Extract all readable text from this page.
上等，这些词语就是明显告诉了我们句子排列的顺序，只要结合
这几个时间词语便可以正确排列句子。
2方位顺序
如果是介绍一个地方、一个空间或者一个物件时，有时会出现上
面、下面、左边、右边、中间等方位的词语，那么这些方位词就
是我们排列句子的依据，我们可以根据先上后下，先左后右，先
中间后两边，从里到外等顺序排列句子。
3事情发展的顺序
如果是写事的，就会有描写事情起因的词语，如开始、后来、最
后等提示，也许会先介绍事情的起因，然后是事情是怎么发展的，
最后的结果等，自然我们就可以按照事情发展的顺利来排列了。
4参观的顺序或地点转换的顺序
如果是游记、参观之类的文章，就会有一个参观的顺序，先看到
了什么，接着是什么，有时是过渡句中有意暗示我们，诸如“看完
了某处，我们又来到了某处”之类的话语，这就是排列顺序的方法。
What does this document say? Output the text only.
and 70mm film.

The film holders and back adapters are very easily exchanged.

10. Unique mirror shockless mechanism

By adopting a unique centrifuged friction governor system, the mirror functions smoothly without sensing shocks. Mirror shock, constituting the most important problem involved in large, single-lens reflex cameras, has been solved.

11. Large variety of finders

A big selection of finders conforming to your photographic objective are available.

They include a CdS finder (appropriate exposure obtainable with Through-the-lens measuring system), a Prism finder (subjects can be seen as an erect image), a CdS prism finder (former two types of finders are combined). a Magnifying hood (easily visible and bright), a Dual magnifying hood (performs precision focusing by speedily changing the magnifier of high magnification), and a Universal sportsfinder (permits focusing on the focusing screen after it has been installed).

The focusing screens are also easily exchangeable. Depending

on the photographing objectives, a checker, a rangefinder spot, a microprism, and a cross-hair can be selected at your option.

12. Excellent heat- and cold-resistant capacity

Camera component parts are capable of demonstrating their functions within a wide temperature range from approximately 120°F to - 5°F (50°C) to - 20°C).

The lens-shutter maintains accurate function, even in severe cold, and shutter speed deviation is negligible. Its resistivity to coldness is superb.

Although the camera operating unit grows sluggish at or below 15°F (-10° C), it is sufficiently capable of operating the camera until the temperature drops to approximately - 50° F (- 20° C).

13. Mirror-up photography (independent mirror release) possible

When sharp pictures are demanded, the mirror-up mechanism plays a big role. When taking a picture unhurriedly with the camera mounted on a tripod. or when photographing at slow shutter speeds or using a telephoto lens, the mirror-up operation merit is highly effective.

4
★ ★ ★
# [WORK TO BE COMPLETED]
Look through the entries above and list every line containing "easily".

# [RIGHT ANSWER]
The film holders and back adapters are very easily exchanged.
They include a CdS finder (appropriate exposure obtainable with Through-the-lens measuring system), a Prism finder (subjects can be seen as an erect image), a CdS prism finder (former two types of finders are combined). a Magnifying hood (easily visible and bright), a Dual magnifying hood (performs precision focusing by speedily changing the magnifier of high magnification), and a Universal sportsfinder (permits focusing on the focusing screen after it has been installed).
The focusing screens are also easily exchangeable. Depending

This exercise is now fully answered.